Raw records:
-- begin --

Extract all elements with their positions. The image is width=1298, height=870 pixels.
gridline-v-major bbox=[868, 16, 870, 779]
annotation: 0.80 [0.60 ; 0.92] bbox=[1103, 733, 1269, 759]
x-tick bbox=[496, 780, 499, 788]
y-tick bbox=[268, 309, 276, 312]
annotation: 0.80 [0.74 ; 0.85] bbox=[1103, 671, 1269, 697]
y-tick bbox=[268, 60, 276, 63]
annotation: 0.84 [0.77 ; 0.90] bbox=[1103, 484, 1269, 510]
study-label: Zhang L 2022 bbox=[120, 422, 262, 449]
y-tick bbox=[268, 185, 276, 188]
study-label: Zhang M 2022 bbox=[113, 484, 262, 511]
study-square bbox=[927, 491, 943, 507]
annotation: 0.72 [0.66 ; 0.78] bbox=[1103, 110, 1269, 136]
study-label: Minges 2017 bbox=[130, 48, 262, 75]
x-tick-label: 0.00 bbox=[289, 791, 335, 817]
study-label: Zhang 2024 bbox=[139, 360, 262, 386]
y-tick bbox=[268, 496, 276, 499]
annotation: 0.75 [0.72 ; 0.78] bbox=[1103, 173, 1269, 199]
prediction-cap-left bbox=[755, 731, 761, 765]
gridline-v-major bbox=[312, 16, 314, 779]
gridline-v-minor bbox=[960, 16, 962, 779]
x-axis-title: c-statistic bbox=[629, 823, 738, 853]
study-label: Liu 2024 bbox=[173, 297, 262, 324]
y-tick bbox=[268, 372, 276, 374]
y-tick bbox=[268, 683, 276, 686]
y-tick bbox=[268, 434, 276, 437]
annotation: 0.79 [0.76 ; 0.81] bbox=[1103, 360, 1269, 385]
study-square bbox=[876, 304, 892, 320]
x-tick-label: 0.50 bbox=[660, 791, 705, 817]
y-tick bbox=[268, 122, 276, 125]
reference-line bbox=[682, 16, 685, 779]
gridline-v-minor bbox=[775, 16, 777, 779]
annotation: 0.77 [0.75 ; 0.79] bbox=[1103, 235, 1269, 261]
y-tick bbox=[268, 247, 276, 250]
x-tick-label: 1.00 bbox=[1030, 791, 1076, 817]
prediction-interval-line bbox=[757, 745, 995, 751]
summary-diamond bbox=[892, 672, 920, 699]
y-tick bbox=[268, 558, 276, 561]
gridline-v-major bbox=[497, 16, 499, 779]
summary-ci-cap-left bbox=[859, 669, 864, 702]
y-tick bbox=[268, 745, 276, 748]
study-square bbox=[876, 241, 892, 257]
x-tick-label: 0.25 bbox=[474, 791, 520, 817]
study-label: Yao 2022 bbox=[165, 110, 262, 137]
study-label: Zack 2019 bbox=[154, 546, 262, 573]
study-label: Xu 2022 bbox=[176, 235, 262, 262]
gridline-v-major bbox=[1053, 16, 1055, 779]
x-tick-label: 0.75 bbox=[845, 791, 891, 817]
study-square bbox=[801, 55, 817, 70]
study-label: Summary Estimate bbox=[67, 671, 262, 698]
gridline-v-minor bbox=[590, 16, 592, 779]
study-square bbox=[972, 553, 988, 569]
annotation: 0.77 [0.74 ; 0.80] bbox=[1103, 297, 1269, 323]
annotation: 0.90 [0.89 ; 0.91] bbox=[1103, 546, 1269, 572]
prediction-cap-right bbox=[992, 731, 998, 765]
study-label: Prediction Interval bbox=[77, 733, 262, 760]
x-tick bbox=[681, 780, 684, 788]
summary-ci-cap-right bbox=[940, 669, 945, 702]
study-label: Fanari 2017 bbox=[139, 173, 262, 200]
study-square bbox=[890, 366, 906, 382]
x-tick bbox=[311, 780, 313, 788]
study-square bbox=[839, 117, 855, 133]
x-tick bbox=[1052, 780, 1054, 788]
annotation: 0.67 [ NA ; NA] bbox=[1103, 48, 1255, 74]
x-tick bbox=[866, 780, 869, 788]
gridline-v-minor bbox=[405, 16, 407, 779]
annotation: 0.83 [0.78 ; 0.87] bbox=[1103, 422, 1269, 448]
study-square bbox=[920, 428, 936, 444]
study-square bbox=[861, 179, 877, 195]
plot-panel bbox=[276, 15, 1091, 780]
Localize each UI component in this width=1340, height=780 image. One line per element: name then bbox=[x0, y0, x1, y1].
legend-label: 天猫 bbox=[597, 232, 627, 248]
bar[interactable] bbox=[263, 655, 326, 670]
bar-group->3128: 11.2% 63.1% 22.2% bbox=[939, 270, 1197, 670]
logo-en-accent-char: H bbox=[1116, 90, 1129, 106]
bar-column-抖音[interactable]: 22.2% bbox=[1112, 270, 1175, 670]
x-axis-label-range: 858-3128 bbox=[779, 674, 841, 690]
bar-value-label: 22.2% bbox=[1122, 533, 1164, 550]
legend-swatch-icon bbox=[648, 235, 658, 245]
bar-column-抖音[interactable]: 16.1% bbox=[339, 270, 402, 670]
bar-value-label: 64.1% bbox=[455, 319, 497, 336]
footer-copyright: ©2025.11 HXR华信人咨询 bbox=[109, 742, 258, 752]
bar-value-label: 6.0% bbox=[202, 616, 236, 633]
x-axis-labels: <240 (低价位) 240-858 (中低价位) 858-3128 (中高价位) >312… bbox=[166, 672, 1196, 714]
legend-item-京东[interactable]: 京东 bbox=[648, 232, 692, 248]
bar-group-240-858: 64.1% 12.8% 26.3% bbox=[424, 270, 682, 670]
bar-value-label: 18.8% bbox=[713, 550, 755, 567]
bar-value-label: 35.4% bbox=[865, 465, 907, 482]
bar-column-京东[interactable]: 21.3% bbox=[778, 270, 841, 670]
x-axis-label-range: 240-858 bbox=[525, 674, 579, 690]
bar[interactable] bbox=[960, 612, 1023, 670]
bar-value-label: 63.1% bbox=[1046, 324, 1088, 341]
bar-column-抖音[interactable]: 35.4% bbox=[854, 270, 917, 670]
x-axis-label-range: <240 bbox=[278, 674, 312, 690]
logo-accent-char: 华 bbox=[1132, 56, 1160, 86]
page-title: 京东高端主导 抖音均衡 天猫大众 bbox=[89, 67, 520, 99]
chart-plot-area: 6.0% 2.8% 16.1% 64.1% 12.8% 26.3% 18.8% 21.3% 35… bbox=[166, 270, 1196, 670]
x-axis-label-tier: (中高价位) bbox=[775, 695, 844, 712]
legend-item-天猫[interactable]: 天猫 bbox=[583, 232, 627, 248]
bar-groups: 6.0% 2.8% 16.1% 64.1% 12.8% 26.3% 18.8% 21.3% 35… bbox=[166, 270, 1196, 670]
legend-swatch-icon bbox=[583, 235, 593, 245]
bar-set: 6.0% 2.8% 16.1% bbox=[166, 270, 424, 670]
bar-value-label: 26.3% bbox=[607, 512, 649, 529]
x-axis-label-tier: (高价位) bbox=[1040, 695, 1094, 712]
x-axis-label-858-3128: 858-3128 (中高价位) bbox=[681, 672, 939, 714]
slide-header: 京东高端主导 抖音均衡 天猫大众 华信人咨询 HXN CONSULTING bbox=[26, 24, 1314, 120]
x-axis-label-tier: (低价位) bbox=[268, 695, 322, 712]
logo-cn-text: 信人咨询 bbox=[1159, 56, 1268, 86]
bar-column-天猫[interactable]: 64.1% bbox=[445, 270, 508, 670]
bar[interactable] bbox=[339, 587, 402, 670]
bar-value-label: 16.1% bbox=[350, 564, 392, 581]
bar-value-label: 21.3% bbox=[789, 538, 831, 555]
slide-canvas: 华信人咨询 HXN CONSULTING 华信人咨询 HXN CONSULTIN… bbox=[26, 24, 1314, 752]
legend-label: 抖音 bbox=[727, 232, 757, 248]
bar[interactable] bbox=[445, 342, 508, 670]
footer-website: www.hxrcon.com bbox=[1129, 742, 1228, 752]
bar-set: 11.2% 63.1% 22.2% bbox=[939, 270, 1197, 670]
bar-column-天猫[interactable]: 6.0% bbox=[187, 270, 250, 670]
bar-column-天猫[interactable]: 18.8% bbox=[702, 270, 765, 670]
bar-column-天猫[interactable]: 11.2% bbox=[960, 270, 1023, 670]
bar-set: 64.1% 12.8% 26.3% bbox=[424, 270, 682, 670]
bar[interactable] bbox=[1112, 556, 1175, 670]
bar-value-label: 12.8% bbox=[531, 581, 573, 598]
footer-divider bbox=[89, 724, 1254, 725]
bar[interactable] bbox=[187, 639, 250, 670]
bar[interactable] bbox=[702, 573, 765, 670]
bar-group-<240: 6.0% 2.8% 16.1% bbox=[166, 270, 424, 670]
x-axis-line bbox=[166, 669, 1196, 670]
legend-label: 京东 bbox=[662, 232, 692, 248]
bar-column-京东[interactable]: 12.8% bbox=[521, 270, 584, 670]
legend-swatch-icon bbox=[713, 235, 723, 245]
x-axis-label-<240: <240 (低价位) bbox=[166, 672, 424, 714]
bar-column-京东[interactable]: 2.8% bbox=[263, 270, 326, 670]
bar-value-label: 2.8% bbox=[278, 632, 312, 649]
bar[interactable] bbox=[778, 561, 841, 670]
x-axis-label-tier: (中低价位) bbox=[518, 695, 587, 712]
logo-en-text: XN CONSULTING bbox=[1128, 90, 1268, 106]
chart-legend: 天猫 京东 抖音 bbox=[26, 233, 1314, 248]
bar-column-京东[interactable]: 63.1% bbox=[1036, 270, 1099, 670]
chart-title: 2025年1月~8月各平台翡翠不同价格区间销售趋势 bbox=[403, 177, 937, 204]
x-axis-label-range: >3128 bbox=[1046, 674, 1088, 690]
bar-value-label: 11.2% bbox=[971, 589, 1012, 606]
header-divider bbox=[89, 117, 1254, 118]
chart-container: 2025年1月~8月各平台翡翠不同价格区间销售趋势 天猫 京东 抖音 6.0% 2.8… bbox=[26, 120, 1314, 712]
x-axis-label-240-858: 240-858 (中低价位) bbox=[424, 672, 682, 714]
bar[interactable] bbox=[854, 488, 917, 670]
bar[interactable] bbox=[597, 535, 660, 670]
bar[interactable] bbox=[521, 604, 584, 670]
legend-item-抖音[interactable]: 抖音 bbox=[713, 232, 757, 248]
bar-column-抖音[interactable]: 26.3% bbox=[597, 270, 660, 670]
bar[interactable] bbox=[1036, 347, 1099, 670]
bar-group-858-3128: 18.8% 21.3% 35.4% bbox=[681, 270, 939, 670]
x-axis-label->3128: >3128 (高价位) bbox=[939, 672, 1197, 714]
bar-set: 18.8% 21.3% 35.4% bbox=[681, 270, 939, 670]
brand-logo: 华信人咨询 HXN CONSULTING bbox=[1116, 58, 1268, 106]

-- end --

▶ _REQUIRED TASK_
Return the lines running from the start of the entries through the line containing "y-tick bbox=[268, 683, 276, 686]", both ends included, and repeat them exactly.

▶ _WRITTEN REPLY_
Extract all elements with their positions. The image is width=1298, height=870 pixels.
gridline-v-major bbox=[868, 16, 870, 779]
annotation: 0.80 [0.60 ; 0.92] bbox=[1103, 733, 1269, 759]
x-tick bbox=[496, 780, 499, 788]
y-tick bbox=[268, 309, 276, 312]
annotation: 0.80 [0.74 ; 0.85] bbox=[1103, 671, 1269, 697]
y-tick bbox=[268, 60, 276, 63]
annotation: 0.84 [0.77 ; 0.90] bbox=[1103, 484, 1269, 510]
study-label: Zhang L 2022 bbox=[120, 422, 262, 449]
y-tick bbox=[268, 185, 276, 188]
study-label: Zhang M 2022 bbox=[113, 484, 262, 511]
study-square bbox=[927, 491, 943, 507]
annotation: 0.72 [0.66 ; 0.78] bbox=[1103, 110, 1269, 136]
study-label: Minges 2017 bbox=[130, 48, 262, 75]
x-tick-label: 0.00 bbox=[289, 791, 335, 817]
study-label: Zhang 2024 bbox=[139, 360, 262, 386]
y-tick bbox=[268, 496, 276, 499]
annotation: 0.75 [0.72 ; 0.78] bbox=[1103, 173, 1269, 199]
prediction-cap-left bbox=[755, 731, 761, 765]
gridline-v-major bbox=[312, 16, 314, 779]
gridline-v-minor bbox=[960, 16, 962, 779]
x-axis-title: c-statistic bbox=[629, 823, 738, 853]
study-label: Liu 2024 bbox=[173, 297, 262, 324]
y-tick bbox=[268, 372, 276, 374]
y-tick bbox=[268, 683, 276, 686]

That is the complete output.